Entries shown
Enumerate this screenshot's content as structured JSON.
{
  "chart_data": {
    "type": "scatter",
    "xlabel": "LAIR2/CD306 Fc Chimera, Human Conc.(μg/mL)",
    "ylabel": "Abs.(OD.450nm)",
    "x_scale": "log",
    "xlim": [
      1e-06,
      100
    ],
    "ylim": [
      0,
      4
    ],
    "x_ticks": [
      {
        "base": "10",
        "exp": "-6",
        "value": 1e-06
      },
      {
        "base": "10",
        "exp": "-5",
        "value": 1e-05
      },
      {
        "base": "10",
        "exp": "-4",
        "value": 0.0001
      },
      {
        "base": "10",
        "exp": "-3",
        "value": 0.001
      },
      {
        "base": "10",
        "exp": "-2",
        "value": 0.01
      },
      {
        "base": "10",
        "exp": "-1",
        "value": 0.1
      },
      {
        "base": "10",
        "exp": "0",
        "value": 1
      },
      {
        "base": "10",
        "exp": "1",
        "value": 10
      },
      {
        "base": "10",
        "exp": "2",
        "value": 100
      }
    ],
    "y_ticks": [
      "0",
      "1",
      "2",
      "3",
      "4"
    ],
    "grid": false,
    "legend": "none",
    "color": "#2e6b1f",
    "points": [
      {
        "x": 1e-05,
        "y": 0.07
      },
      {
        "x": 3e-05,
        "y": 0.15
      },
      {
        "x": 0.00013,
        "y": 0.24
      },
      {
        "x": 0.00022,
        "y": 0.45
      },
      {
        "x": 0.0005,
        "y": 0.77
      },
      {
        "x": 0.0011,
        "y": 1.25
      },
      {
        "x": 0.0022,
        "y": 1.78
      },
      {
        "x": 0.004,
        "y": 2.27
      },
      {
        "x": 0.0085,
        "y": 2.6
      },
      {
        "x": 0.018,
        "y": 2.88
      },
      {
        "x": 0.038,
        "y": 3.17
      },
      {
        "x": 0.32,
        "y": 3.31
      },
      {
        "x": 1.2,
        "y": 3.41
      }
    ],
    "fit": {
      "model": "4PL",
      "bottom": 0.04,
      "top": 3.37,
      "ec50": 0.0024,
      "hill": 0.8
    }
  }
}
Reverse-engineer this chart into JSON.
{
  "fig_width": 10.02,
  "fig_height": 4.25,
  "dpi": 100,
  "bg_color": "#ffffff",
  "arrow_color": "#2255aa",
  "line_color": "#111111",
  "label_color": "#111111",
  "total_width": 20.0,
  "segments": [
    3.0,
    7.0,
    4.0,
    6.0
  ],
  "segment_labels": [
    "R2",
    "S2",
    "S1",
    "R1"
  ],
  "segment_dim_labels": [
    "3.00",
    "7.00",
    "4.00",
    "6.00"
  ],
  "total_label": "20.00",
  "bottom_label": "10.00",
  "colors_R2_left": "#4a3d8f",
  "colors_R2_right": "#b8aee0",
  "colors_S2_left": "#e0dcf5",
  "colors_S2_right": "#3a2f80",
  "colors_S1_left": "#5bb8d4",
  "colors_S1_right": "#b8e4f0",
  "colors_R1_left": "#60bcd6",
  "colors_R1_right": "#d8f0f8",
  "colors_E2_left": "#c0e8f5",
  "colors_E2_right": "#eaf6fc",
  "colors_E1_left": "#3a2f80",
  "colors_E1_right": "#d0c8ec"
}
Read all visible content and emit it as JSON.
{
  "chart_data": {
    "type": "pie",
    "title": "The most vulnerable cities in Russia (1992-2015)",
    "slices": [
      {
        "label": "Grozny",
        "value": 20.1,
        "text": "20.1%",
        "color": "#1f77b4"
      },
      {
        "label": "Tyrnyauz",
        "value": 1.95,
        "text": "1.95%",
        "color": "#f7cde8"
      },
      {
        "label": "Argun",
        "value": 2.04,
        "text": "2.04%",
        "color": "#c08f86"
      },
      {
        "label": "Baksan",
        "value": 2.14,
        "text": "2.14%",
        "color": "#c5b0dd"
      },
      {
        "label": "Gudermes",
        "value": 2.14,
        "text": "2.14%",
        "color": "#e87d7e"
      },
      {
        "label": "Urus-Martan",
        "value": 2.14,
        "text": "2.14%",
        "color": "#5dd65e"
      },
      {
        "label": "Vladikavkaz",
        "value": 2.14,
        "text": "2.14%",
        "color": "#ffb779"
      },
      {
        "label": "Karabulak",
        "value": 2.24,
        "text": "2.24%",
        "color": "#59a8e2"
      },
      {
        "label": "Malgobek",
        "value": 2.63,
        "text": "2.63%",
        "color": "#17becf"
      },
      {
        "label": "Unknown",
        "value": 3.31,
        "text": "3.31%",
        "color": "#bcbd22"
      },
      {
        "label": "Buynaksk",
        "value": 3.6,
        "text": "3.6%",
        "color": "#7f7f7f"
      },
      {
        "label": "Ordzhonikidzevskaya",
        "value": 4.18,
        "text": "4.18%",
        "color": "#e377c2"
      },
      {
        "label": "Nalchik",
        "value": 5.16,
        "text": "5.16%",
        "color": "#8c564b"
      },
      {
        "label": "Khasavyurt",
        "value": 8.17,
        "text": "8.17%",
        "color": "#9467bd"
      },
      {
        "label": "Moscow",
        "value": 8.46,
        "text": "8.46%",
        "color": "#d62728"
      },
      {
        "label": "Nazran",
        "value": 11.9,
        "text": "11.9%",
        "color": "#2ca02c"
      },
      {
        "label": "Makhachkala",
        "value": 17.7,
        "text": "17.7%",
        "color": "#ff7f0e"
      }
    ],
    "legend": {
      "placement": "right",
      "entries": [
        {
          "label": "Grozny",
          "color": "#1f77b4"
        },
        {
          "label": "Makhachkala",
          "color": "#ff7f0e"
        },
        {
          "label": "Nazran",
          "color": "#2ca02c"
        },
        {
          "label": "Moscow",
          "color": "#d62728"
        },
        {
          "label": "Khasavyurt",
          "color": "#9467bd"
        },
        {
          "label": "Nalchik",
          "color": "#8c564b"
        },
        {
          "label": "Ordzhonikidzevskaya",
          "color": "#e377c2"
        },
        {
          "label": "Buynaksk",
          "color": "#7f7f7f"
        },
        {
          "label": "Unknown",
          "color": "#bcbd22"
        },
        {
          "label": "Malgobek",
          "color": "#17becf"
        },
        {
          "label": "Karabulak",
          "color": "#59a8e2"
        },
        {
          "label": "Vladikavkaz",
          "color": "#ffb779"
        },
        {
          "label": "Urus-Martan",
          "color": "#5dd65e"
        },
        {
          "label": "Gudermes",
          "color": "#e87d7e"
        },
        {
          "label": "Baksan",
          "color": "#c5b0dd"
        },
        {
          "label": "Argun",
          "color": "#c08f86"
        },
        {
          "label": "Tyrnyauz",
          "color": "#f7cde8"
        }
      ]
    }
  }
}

Given exercise
Track down the lines that include the word "content" and copy them.

The reply
Enumerate this screenshot's content as structured JSON.
Read all visible content and emit it as JSON.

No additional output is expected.